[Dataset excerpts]

════════════════

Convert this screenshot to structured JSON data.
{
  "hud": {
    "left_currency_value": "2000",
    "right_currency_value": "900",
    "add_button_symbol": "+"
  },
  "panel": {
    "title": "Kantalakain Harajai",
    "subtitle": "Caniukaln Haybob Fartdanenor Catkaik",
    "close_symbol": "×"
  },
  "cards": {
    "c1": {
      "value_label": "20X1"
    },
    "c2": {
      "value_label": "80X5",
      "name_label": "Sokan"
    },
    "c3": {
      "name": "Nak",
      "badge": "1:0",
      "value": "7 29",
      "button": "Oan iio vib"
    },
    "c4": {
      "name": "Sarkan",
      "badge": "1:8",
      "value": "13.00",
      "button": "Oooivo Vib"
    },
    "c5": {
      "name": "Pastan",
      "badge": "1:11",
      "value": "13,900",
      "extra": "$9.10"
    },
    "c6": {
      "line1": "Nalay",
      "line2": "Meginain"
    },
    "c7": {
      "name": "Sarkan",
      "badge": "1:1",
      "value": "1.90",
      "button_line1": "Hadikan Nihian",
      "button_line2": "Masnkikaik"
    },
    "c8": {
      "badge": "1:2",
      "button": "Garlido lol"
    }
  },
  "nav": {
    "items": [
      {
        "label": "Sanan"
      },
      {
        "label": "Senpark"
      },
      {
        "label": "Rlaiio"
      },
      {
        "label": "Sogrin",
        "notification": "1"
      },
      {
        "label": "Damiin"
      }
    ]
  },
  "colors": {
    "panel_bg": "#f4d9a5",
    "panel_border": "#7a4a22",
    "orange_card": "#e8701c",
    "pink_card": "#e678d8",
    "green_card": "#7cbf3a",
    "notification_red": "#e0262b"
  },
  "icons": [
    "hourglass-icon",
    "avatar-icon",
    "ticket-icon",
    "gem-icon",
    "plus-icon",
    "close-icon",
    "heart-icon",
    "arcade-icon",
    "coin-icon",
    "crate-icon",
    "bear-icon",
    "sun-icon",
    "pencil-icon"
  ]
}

════════════════

WORK INSTRUCTIONS:
Transcribe the data above in full, exactly.

SOLUTION TO THIS EXERCISE:
Convert this screenshot to structured JSON data.
{
  "hud": {
    "left_currency_value": "2000",
    "right_currency_value": "900",
    "add_button_symbol": "+"
  },
  "panel": {
    "title": "Kantalakain Harajai",
    "subtitle": "Caniukaln Haybob Fartdanenor Catkaik",
    "close_symbol": "×"
  },
  "cards": {
    "c1": {
      "value_label": "20X1"
    },
    "c2": {
      "value_label": "80X5",
      "name_label": "Sokan"
    },
    "c3": {
      "name": "Nak",
      "badge": "1:0",
      "value": "7 29",
      "button": "Oan iio vib"
    },
    "c4": {
      "name": "Sarkan",
      "badge": "1:8",
      "value": "13.00",
      "button": "Oooivo Vib"
    },
    "c5": {
      "name": "Pastan",
      "badge": "1:11",
      "value": "13,900",
      "extra": "$9.10"
    },
    "c6": {
      "line1": "Nalay",
      "line2": "Meginain"
    },
    "c7": {
      "name": "Sarkan",
      "badge": "1:1",
      "value": "1.90",
      "button_line1": "Hadikan Nihian",
      "button_line2": "Masnkikaik"
    },
    "c8": {
      "badge": "1:2",
      "button": "Garlido lol"
    }
  },
  "nav": {
    "items": [
      {
        "label": "Sanan"
      },
      {
        "label": "Senpark"
      },
      {
        "label": "Rlaiio"
      },
      {
        "label": "Sogrin",
        "notification": "1"
      },
      {
        "label": "Damiin"
      }
    ]
  },
  "colors": {
    "panel_bg": "#f4d9a5",
    "panel_border": "#7a4a22",
    "orange_card": "#e8701c",
    "pink_card": "#e678d8",
    "green_card": "#7cbf3a",
    "notification_red": "#e0262b"
  },
  "icons": [
    "hourglass-icon",
    "avatar-icon",
    "ticket-icon",
    "gem-icon",
    "plus-icon",
    "close-icon",
    "heart-icon",
    "arcade-icon",
    "coin-icon",
    "crate-icon",
    "bear-icon",
    "sun-icon",
    "pencil-icon"
  ]
}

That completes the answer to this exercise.